What the task requires
Set down all of the data that follows word for word, without the images.
* * * *
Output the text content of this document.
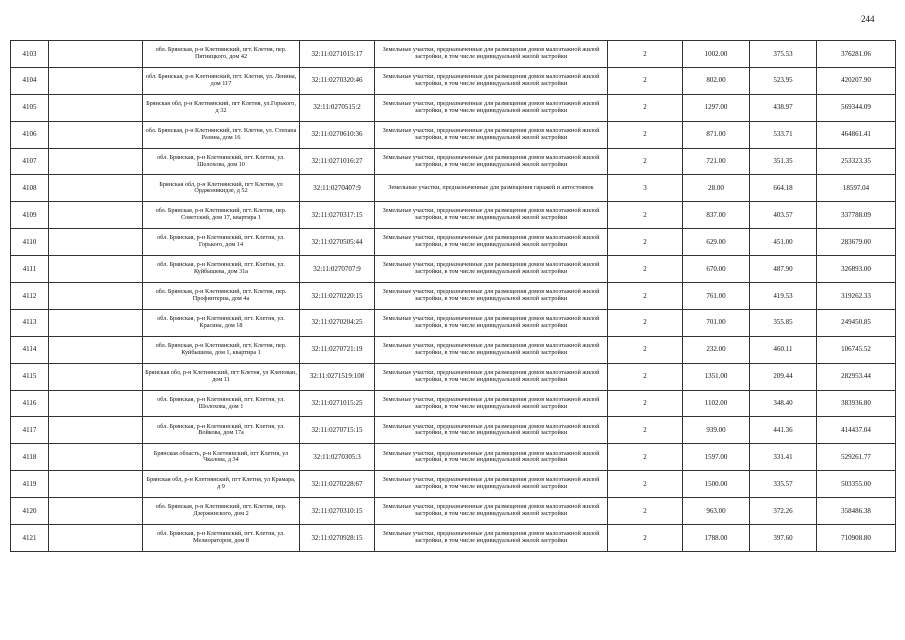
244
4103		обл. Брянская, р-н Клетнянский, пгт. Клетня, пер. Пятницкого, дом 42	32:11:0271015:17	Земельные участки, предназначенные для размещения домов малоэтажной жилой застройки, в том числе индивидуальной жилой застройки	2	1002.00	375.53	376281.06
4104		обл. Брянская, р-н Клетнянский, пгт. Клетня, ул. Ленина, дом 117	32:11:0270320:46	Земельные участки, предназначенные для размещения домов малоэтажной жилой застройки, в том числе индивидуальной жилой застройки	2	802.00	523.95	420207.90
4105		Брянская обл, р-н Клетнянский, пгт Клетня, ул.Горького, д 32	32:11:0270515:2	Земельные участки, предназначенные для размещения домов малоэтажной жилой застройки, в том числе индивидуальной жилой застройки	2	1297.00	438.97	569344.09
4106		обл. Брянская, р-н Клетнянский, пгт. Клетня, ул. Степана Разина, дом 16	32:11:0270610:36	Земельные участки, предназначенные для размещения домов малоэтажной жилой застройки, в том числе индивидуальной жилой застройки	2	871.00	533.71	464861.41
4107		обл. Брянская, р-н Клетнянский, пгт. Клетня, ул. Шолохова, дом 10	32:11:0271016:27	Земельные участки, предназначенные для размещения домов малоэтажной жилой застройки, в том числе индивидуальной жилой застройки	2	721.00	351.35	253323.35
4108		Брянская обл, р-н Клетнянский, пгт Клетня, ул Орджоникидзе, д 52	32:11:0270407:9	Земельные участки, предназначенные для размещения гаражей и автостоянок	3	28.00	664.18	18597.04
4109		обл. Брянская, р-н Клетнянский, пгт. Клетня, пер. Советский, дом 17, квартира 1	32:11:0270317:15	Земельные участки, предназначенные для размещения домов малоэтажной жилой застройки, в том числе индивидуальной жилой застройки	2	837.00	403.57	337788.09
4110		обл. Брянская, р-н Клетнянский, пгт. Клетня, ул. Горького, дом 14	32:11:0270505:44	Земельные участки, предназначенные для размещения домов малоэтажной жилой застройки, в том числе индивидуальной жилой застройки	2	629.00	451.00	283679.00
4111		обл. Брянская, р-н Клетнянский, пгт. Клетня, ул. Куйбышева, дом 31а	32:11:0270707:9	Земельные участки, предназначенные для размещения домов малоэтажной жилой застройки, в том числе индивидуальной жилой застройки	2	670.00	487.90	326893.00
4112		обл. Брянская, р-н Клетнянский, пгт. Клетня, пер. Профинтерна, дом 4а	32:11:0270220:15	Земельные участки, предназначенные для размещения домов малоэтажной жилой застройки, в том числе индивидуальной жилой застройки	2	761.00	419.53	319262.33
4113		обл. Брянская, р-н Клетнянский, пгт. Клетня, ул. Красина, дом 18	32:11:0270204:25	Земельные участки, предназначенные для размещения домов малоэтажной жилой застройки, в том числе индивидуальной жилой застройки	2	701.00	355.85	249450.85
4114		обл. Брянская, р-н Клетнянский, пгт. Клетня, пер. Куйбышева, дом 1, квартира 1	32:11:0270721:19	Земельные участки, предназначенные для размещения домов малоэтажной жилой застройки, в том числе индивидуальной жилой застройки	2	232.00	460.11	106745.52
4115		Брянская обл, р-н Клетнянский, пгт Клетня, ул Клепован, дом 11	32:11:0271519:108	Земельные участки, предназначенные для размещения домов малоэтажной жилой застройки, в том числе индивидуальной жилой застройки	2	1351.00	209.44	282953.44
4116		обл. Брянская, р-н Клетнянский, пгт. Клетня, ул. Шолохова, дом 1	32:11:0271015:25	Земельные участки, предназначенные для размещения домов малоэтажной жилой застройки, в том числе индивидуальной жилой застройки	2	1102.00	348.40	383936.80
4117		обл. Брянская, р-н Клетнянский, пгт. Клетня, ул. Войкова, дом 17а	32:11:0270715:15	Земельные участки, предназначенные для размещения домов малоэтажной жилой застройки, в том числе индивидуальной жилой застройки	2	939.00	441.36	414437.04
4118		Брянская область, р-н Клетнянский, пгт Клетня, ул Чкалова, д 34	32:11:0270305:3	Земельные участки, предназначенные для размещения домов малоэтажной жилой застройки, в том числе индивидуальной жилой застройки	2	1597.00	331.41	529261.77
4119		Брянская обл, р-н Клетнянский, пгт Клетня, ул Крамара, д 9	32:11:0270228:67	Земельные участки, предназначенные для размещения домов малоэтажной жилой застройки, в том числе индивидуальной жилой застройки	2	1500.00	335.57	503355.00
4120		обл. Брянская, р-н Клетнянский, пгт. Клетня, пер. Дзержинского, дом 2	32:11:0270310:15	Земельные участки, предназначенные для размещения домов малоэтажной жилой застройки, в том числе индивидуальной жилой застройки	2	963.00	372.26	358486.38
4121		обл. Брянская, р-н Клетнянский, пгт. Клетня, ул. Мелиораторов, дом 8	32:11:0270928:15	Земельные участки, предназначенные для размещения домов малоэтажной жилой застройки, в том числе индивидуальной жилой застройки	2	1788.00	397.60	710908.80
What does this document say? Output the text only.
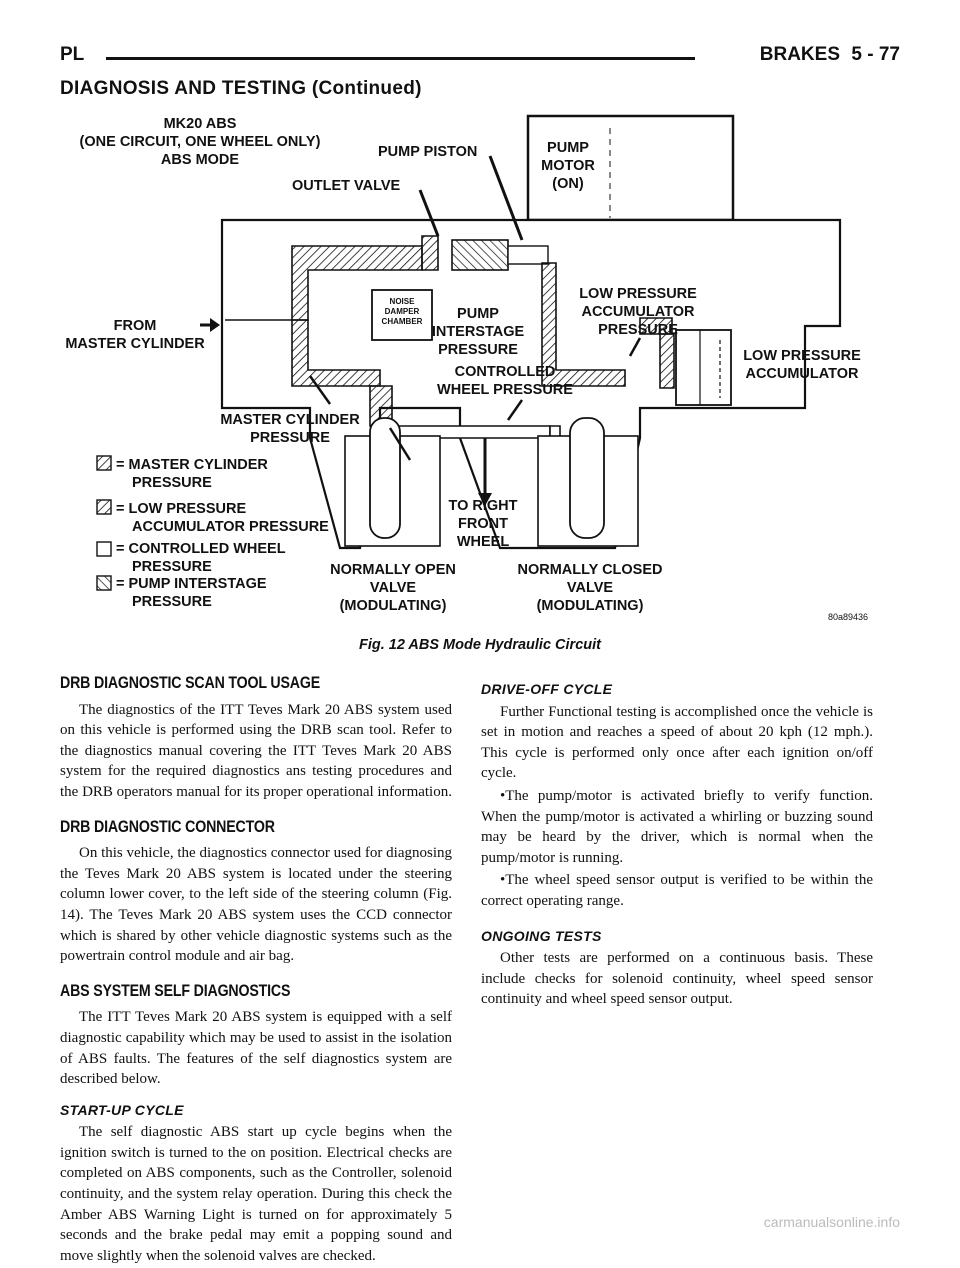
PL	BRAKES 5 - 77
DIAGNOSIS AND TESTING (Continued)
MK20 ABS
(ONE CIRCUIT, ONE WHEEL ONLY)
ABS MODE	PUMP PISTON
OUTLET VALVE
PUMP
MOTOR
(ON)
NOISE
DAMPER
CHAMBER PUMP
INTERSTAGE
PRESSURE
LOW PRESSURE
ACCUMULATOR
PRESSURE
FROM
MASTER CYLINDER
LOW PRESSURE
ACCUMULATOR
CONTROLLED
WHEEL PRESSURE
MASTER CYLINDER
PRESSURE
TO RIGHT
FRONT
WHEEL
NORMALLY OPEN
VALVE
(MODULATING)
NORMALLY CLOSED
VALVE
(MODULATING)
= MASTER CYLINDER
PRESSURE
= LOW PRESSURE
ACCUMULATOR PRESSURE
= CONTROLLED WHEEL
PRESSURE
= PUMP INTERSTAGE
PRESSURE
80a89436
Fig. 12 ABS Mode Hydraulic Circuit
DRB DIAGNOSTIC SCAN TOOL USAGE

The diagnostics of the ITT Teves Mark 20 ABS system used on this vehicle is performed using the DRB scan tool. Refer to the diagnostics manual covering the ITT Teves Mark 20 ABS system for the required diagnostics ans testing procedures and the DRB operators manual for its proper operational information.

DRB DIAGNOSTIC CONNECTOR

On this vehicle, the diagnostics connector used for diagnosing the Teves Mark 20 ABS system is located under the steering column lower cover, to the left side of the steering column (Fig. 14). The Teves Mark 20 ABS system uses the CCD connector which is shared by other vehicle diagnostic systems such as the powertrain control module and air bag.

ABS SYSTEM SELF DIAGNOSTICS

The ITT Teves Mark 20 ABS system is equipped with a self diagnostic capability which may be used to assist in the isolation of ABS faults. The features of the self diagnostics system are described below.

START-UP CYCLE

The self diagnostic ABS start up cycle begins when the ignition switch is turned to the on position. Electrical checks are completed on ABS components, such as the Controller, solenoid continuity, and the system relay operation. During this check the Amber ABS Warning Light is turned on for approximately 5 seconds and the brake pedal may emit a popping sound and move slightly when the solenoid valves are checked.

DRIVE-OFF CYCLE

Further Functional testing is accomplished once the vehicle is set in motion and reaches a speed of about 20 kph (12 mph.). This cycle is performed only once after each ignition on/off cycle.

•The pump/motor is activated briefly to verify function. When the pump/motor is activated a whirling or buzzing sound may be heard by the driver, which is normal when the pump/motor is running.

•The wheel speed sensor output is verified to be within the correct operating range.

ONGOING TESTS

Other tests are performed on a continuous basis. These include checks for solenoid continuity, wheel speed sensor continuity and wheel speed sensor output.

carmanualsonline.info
* * * *
Reply
Output the text content of this document.
244
4103		обл. Брянская, р-н Клетнянский, пгт. Клетня, пер. Пятницкого, дом 42	32:11:0271015:17	Земельные участки, предназначенные для размещения домов малоэтажной жилой застройки, в том числе индивидуальной жилой застройки	2	1002.00	375.53	376281.06
4104		обл. Брянская, р-н Клетнянский, пгт. Клетня, ул. Ленина, дом 117	32:11:0270320:46	Земельные участки, предназначенные для размещения домов малоэтажной жилой застройки, в том числе индивидуальной жилой застройки	2	802.00	523.95	420207.90
4105		Брянская обл, р-н Клетнянский, пгт Клетня, ул.Горького, д 32	32:11:0270515:2	Земельные участки, предназначенные для размещения домов малоэтажной жилой застройки, в том числе индивидуальной жилой застройки	2	1297.00	438.97	569344.09
4106		обл. Брянская, р-н Клетнянский, пгт. Клетня, ул. Степана Разина, дом 16	32:11:0270610:36	Земельные участки, предназначенные для размещения домов малоэтажной жилой застройки, в том числе индивидуальной жилой застройки	2	871.00	533.71	464861.41
4107		обл. Брянская, р-н Клетнянский, пгт. Клетня, ул. Шолохова, дом 10	32:11:0271016:27	Земельные участки, предназначенные для размещения домов малоэтажной жилой застройки, в том числе индивидуальной жилой застройки	2	721.00	351.35	253323.35
4108		Брянская обл, р-н Клетнянский, пгт Клетня, ул Орджоникидзе, д 52	32:11:0270407:9	Земельные участки, предназначенные для размещения гаражей и автостоянок	3	28.00	664.18	18597.04
4109		обл. Брянская, р-н Клетнянский, пгт. Клетня, пер. Советский, дом 17, квартира 1	32:11:0270317:15	Земельные участки, предназначенные для размещения домов малоэтажной жилой застройки, в том числе индивидуальной жилой застройки	2	837.00	403.57	337788.09
4110		обл. Брянская, р-н Клетнянский, пгт. Клетня, ул. Горького, дом 14	32:11:0270505:44	Земельные участки, предназначенные для размещения домов малоэтажной жилой застройки, в том числе индивидуальной жилой застройки	2	629.00	451.00	283679.00
4111		обл. Брянская, р-н Клетнянский, пгт. Клетня, ул. Куйбышева, дом 31а	32:11:0270707:9	Земельные участки, предназначенные для размещения домов малоэтажной жилой застройки, в том числе индивидуальной жилой застройки	2	670.00	487.90	326893.00
4112		обл. Брянская, р-н Клетнянский, пгт. Клетня, пер. Профинтерна, дом 4а	32:11:0270220:15	Земельные участки, предназначенные для размещения домов малоэтажной жилой застройки, в том числе индивидуальной жилой застройки	2	761.00	419.53	319262.33
4113		обл. Брянская, р-н Клетнянский, пгт. Клетня, ул. Красина, дом 18	32:11:0270204:25	Земельные участки, предназначенные для размещения домов малоэтажной жилой застройки, в том числе индивидуальной жилой застройки	2	701.00	355.85	249450.85
4114		обл. Брянская, р-н Клетнянский, пгт. Клетня, пер. Куйбышева, дом 1, квартира 1	32:11:0270721:19	Земельные участки, предназначенные для размещения домов малоэтажной жилой застройки, в том числе индивидуальной жилой застройки	2	232.00	460.11	106745.52
4115		Брянская обл, р-н Клетнянский, пгт Клетня, ул Клепован, дом 11	32:11:0271519:108	Земельные участки, предназначенные для размещения домов малоэтажной жилой застройки, в том числе индивидуальной жилой застройки	2	1351.00	209.44	282953.44
4116		обл. Брянская, р-н Клетнянский, пгт. Клетня, ул. Шолохова, дом 1	32:11:0271015:25	Земельные участки, предназначенные для размещения домов малоэтажной жилой застройки, в том числе индивидуальной жилой застройки	2	1102.00	348.40	383936.80
4117		обл. Брянская, р-н Клетнянский, пгт. Клетня, ул. Войкова, дом 17а	32:11:0270715:15	Земельные участки, предназначенные для размещения домов малоэтажной жилой застройки, в том числе индивидуальной жилой застройки	2	939.00	441.36	414437.04
4118		Брянская область, р-н Клетнянский, пгт Клетня, ул Чкалова, д 34	32:11:0270305:3	Земельные участки, предназначенные для размещения домов малоэтажной жилой застройки, в том числе индивидуальной жилой застройки	2	1597.00	331.41	529261.77
4119		Брянская обл, р-н Клетнянский, пгт Клетня, ул Крамара, д 9	32:11:0270228:67	Земельные участки, предназначенные для размещения домов малоэтажной жилой застройки, в том числе индивидуальной жилой застройки	2	1500.00	335.57	503355.00
4120		обл. Брянская, р-н Клетнянский, пгт. Клетня, пер. Дзержинского, дом 2	32:11:0270310:15	Земельные участки, предназначенные для размещения домов малоэтажной жилой застройки, в том числе индивидуальной жилой застройки	2	963.00	372.26	358486.38
4121		обл. Брянская, р-н Клетнянский, пгт. Клетня, ул. Мелиораторов, дом 8	32:11:0270928:15	Земельные участки, предназначенные для размещения домов малоэтажной жилой застройки, в том числе индивидуальной жилой застройки	2	1788.00	397.60	710908.80
What does this document say? Output the text only.
PL	BRAKES 5 - 77
DIAGNOSIS AND TESTING (Continued)
MK20 ABS
(ONE CIRCUIT, ONE WHEEL ONLY)
ABS MODE	PUMP PISTON
OUTLET VALVE
PUMP
MOTOR
(ON)
NOISE
DAMPER
CHAMBER PUMP
INTERSTAGE
PRESSURE
LOW PRESSURE
ACCUMULATOR
PRESSURE
FROM
MASTER CYLINDER
LOW PRESSURE
ACCUMULATOR
CONTROLLED
WHEEL PRESSURE
MASTER CYLINDER
PRESSURE
TO RIGHT
FRONT
WHEEL
NORMALLY OPEN
VALVE
(MODULATING)
NORMALLY CLOSED
VALVE
(MODULATING)
= MASTER CYLINDER
PRESSURE
= LOW PRESSURE
ACCUMULATOR PRESSURE
= CONTROLLED WHEEL
PRESSURE
= PUMP INTERSTAGE
PRESSURE
80a89436
Fig. 12 ABS Mode Hydraulic Circuit
DRB DIAGNOSTIC SCAN TOOL USAGE

The diagnostics of the ITT Teves Mark 20 ABS system used on this vehicle is performed using the DRB scan tool. Refer to the diagnostics manual covering the ITT Teves Mark 20 ABS system for the required diagnostics ans testing procedures and the DRB operators manual for its proper operational information.

DRB DIAGNOSTIC CONNECTOR

On this vehicle, the diagnostics connector used for diagnosing the Teves Mark 20 ABS system is located under the steering column lower cover, to the left side of the steering column (Fig. 14). The Teves Mark 20 ABS system uses the CCD connector which is shared by other vehicle diagnostic systems such as the powertrain control module and air bag.

ABS SYSTEM SELF DIAGNOSTICS

The ITT Teves Mark 20 ABS system is equipped with a self diagnostic capability which may be used to assist in the isolation of ABS faults. The features of the self diagnostics system are described below.

START-UP CYCLE

The self diagnostic ABS start up cycle begins when the ignition switch is turned to the on position. Electrical checks are completed on ABS components, such as the Controller, solenoid continuity, and the system relay operation. During this check the Amber ABS Warning Light is turned on for approximately 5 seconds and the brake pedal may emit a popping sound and move slightly when the solenoid valves are checked.

DRIVE-OFF CYCLE

Further Functional testing is accomplished once the vehicle is set in motion and reaches a speed of about 20 kph (12 mph.). This cycle is performed only once after each ignition on/off cycle.

•The pump/motor is activated briefly to verify function. When the pump/motor is activated a whirling or buzzing sound may be heard by the driver, which is normal when the pump/motor is running.

•The wheel speed sensor output is verified to be within the correct operating range.

ONGOING TESTS

Other tests are performed on a continuous basis. These include checks for solenoid continuity, wheel speed sensor continuity and wheel speed sensor output.

carmanualsonline.info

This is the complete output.